What you will do
Your task is to tally the lines of the listing containing the word "contact" and report the figure alone.
--- --- ---
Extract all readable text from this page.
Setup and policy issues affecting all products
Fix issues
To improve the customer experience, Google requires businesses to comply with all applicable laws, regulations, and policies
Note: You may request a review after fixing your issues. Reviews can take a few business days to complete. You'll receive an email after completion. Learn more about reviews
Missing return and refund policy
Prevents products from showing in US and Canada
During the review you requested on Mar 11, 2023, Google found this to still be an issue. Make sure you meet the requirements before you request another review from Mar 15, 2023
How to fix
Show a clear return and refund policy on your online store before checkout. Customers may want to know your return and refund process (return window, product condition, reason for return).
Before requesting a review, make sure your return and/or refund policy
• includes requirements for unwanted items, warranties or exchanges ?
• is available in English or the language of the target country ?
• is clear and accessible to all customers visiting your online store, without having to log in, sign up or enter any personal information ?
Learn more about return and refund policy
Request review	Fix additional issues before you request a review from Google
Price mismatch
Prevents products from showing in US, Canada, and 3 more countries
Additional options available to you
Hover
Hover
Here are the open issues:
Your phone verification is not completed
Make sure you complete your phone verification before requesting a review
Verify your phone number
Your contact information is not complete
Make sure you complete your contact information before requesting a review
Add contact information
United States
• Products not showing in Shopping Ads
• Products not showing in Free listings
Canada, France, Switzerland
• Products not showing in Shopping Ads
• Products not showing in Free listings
--- --- ---
Answer to this exercise
3